**WHAT YOU WILL DO:** From the listing that follows, output everything exactly except the pictures.

------------------------------

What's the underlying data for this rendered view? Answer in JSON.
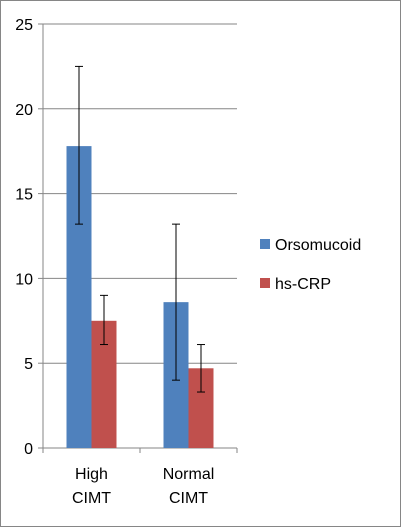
{
  "chart_data": {
    "type": "bar",
    "title": "",
    "xlabel": "",
    "ylabel": "",
    "ylim": [
      0,
      25
    ],
    "yticks": [
      0,
      5,
      10,
      15,
      20,
      25
    ],
    "grid": true,
    "legend_position": "right",
    "categories": [
      [
        "High",
        "CIMT"
      ],
      [
        "Normal",
        "CIMT"
      ]
    ],
    "series": [
      {
        "name": "Orsomucoid",
        "color": "#4F81BD",
        "values": [
          17.8,
          8.6
        ],
        "error_low": [
          13.2,
          4.0
        ],
        "error_high": [
          22.5,
          13.2
        ]
      },
      {
        "name": "hs-CRP",
        "color": "#C0504D",
        "values": [
          7.5,
          4.7
        ],
        "error_low": [
          6.1,
          3.3
        ],
        "error_high": [
          9.0,
          6.1
        ]
      }
    ]
  }
}
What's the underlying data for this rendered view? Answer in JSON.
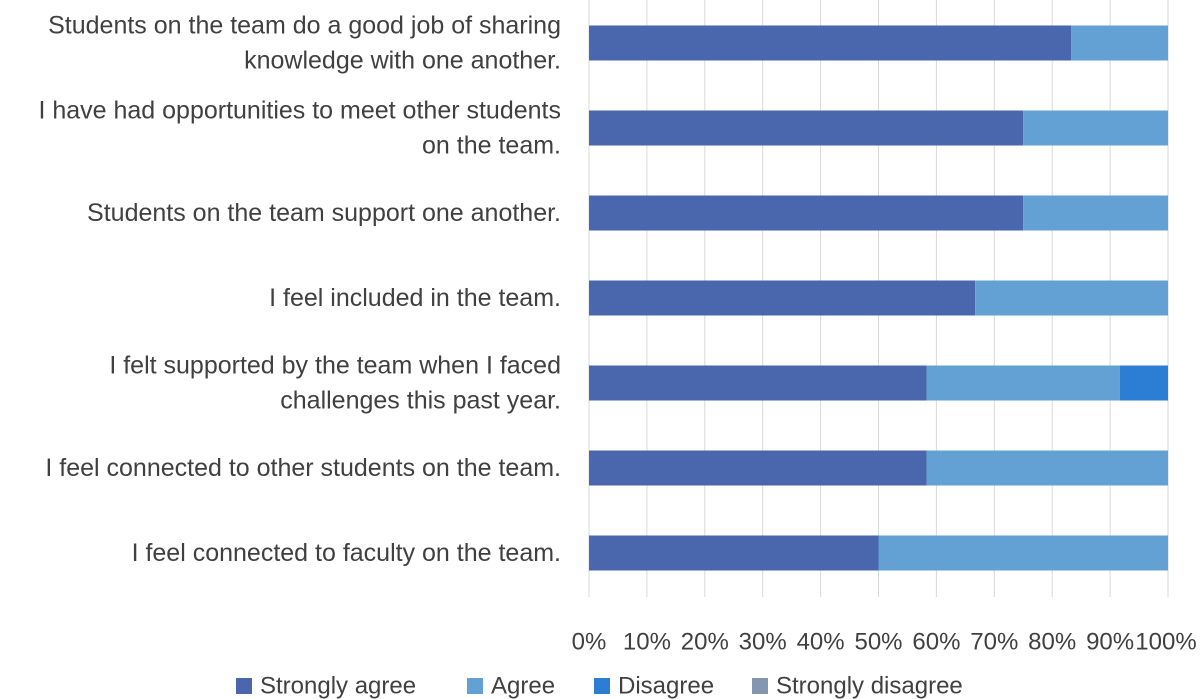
{
  "chart_data": {
    "type": "bar",
    "orientation": "horizontal",
    "stacked": true,
    "percent_stacked": true,
    "categories": [
      [
        "Students on the team do a good job of sharing",
        "knowledge with one another."
      ],
      [
        "I have had opportunities to meet other students",
        "on the team."
      ],
      [
        "Students on the team support one another."
      ],
      [
        "I feel included in the team."
      ],
      [
        "I felt supported by the team when I faced",
        "challenges this past year."
      ],
      [
        "I feel connected to other students on the team."
      ],
      [
        "I feel connected to faculty on the team."
      ]
    ],
    "series": [
      {
        "name": "Strongly agree",
        "color": "#4a66ad",
        "values": [
          83.3,
          75.0,
          75.0,
          66.7,
          58.3,
          58.3,
          50.0
        ]
      },
      {
        "name": "Agree",
        "color": "#63a0d4",
        "values": [
          16.7,
          25.0,
          25.0,
          33.3,
          33.4,
          41.7,
          50.0
        ]
      },
      {
        "name": "Disagree",
        "color": "#2c7dd4",
        "values": [
          0,
          0,
          0,
          0,
          8.3,
          0,
          0
        ]
      },
      {
        "name": "Strongly disagree",
        "color": "#8497b0",
        "values": [
          0,
          0,
          0,
          0,
          0,
          0,
          0
        ]
      }
    ],
    "xlim": [
      0,
      100
    ],
    "x_ticks": [
      "0%",
      "10%",
      "20%",
      "30%",
      "40%",
      "50%",
      "60%",
      "70%",
      "80%",
      "90%",
      "100%"
    ],
    "grid": true,
    "legend_position": "bottom"
  }
}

------------------------------

**SOLUTION TO THIS EXERCISE:**
What's the underlying data for this rendered view? Answer in JSON.
{
  "chart_data": {
    "type": "bar",
    "title": "",
    "xlabel": "",
    "ylabel": "",
    "ylim": [
      0,
      25
    ],
    "yticks": [
      0,
      5,
      10,
      15,
      20,
      25
    ],
    "grid": true,
    "legend_position": "right",
    "categories": [
      [
        "High",
        "CIMT"
      ],
      [
        "Normal",
        "CIMT"
      ]
    ],
    "series": [
      {
        "name": "Orsomucoid",
        "color": "#4F81BD",
        "values": [
          17.8,
          8.6
        ],
        "error_low": [
          13.2,
          4.0
        ],
        "error_high": [
          22.5,
          13.2
        ]
      },
      {
        "name": "hs-CRP",
        "color": "#C0504D",
        "values": [
          7.5,
          4.7
        ],
        "error_low": [
          6.1,
          3.3
        ],
        "error_high": [
          9.0,
          6.1
        ]
      }
    ]
  }
}
What's the underlying data for this rendered view? Answer in JSON.
{
  "chart_data": {
    "type": "bar",
    "orientation": "horizontal",
    "stacked": true,
    "percent_stacked": true,
    "categories": [
      [
        "Students on the team do a good job of sharing",
        "knowledge with one another."
      ],
      [
        "I have had opportunities to meet other students",
        "on the team."
      ],
      [
        "Students on the team support one another."
      ],
      [
        "I feel included in the team."
      ],
      [
        "I felt supported by the team when I faced",
        "challenges this past year."
      ],
      [
        "I feel connected to other students on the team."
      ],
      [
        "I feel connected to faculty on the team."
      ]
    ],
    "series": [
      {
        "name": "Strongly agree",
        "color": "#4a66ad",
        "values": [
          83.3,
          75.0,
          75.0,
          66.7,
          58.3,
          58.3,
          50.0
        ]
      },
      {
        "name": "Agree",
        "color": "#63a0d4",
        "values": [
          16.7,
          25.0,
          25.0,
          33.3,
          33.4,
          41.7,
          50.0
        ]
      },
      {
        "name": "Disagree",
        "color": "#2c7dd4",
        "values": [
          0,
          0,
          0,
          0,
          8.3,
          0,
          0
        ]
      },
      {
        "name": "Strongly disagree",
        "color": "#8497b0",
        "values": [
          0,
          0,
          0,
          0,
          0,
          0,
          0
        ]
      }
    ],
    "xlim": [
      0,
      100
    ],
    "x_ticks": [
      "0%",
      "10%",
      "20%",
      "30%",
      "40%",
      "50%",
      "60%",
      "70%",
      "80%",
      "90%",
      "100%"
    ],
    "grid": true,
    "legend_position": "bottom"
  }
}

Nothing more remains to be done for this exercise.